Task goal
Copy every line in which the string "Includes" occurs.
:::
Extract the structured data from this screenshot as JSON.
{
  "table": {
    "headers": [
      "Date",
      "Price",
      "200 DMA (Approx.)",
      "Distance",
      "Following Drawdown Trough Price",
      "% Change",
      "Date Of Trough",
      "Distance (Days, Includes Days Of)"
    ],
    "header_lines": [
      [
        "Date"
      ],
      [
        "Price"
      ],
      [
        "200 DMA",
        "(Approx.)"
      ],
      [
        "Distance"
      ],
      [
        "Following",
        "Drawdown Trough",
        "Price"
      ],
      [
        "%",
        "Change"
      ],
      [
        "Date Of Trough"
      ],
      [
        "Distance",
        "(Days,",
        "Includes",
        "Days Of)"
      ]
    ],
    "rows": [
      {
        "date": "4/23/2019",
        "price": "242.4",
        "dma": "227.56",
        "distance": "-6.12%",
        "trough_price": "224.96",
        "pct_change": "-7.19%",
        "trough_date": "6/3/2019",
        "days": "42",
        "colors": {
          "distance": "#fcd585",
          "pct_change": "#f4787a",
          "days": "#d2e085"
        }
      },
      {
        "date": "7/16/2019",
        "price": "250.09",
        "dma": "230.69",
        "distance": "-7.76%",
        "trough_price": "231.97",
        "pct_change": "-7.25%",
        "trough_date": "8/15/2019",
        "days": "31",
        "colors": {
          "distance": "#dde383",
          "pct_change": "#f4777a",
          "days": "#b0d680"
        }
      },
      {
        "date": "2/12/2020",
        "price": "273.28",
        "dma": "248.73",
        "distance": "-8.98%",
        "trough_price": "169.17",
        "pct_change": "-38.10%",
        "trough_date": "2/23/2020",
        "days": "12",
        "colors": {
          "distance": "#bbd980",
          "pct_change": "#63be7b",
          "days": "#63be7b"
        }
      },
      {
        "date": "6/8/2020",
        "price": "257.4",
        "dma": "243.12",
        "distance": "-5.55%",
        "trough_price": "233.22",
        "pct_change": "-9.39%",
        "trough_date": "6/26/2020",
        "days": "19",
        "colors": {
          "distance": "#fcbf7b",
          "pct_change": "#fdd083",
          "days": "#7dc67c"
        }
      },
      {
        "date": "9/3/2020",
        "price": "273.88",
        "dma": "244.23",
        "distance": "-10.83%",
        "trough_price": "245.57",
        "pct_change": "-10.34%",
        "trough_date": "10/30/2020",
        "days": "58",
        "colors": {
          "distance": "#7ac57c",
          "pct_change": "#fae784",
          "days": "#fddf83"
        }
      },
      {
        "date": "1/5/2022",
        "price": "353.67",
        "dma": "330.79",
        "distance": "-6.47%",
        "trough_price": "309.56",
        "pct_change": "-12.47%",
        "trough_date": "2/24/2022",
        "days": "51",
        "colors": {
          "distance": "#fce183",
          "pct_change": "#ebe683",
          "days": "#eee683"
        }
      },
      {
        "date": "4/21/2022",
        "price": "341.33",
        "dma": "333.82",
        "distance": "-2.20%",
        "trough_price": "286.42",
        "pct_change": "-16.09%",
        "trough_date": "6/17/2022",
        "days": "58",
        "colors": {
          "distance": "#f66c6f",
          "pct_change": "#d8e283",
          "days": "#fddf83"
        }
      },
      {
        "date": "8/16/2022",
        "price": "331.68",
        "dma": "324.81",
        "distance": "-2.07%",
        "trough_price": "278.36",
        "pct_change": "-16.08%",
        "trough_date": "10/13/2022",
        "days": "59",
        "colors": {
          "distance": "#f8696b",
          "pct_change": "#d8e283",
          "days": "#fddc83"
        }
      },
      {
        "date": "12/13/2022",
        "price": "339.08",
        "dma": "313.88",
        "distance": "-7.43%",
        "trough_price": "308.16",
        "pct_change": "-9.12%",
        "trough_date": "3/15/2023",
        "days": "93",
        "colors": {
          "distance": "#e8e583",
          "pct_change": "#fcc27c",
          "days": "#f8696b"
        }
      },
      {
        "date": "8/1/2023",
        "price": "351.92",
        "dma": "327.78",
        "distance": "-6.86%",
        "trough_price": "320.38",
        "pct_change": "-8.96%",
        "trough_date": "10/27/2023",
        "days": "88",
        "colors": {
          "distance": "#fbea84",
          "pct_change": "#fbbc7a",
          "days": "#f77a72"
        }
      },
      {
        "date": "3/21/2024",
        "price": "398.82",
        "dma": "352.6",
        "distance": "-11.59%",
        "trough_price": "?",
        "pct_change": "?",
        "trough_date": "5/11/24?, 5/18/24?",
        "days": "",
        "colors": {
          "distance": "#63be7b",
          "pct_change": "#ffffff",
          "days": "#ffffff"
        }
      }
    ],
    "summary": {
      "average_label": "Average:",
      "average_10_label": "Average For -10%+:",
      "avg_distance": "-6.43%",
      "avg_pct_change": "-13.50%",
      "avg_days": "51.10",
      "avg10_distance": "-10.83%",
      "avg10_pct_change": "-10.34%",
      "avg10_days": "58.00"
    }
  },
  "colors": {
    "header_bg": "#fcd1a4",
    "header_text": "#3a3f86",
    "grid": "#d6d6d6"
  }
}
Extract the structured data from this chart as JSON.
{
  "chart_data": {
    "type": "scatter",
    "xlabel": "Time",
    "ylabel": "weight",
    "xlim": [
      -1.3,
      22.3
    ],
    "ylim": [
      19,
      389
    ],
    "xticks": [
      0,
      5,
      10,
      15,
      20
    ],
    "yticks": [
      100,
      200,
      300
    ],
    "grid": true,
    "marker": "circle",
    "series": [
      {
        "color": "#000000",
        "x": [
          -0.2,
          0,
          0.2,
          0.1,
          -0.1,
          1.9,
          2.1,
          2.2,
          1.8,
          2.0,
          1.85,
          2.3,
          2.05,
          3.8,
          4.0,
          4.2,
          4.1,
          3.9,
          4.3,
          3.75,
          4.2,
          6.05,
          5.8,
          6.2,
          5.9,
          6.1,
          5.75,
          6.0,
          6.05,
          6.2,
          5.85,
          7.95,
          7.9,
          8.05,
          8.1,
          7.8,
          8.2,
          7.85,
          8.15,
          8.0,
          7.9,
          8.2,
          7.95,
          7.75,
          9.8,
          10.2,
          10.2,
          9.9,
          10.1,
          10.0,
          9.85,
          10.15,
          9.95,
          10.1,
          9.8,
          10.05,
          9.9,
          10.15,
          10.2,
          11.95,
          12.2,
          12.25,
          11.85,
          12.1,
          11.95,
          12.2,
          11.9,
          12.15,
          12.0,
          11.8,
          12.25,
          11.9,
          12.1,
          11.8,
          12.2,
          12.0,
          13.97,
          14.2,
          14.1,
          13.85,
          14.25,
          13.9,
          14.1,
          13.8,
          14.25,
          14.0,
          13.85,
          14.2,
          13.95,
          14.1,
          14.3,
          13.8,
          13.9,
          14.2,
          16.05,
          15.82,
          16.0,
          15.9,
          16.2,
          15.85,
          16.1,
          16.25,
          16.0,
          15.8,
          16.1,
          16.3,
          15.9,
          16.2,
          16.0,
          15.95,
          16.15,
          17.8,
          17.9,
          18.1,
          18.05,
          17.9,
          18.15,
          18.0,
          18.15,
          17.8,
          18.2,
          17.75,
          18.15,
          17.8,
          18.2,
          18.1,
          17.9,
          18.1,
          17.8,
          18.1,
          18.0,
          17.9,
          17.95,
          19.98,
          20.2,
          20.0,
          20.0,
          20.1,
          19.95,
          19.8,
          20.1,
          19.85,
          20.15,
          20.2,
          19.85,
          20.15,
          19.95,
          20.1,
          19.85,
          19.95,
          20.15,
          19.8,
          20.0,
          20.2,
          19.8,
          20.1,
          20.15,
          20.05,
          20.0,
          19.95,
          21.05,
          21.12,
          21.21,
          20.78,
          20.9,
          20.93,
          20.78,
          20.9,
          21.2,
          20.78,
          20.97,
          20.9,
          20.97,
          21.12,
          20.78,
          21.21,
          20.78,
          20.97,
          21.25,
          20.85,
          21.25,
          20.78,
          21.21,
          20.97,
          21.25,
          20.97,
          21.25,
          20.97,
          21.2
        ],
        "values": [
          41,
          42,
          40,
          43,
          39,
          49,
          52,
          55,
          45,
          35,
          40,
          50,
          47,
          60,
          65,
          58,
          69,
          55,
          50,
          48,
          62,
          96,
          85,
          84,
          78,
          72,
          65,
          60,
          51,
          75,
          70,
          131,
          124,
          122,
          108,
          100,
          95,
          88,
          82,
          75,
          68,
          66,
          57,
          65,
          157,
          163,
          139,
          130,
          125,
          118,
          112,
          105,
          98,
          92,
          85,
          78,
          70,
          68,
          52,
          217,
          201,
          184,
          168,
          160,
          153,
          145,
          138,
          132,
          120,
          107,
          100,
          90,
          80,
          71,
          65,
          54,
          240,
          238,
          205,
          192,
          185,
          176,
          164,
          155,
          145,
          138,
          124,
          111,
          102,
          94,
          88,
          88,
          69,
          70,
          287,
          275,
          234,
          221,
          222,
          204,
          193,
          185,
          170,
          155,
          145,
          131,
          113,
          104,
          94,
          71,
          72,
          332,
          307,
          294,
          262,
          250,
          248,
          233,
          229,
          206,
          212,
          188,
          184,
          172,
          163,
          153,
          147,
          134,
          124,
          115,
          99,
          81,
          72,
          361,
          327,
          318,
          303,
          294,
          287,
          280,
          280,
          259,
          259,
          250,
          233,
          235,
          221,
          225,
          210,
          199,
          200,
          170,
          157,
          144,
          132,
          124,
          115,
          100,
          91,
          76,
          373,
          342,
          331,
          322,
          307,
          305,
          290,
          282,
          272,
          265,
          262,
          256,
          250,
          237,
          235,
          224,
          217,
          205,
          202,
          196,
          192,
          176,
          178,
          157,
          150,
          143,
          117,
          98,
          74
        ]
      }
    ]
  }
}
:::
Solution for this task
      "Distance (Days, Includes Days Of)"
        "Includes",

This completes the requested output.